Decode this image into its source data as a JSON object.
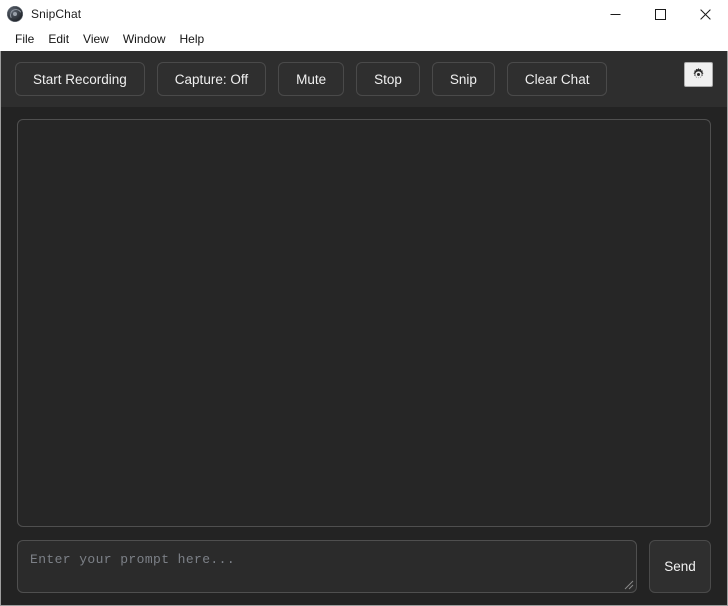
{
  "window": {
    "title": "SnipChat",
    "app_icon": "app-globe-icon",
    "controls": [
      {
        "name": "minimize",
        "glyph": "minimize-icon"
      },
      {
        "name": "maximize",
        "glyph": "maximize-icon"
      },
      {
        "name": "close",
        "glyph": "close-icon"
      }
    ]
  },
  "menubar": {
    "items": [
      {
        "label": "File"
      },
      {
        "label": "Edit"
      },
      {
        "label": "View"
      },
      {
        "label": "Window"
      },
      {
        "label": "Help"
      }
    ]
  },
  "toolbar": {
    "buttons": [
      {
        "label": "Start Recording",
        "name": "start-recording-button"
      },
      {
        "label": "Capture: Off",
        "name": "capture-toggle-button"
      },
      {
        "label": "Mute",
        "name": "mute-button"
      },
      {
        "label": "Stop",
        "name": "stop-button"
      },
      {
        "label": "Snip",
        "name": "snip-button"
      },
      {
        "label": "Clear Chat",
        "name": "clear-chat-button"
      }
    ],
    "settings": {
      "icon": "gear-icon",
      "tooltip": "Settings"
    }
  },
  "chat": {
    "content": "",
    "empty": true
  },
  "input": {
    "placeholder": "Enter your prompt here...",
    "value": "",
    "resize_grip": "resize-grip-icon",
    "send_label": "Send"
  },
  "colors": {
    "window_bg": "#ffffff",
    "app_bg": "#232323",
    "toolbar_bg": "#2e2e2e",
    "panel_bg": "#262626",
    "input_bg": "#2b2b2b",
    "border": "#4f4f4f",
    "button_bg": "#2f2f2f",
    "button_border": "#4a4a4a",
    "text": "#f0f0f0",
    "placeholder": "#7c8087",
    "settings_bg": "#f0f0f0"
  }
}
══════
- REQUEST: Find the lines that include the string "glyph", then copy each of them.

- REPLY:
        "glyph": "minimize-icon"
        "glyph": "maximize-icon"
        "glyph": "close-icon"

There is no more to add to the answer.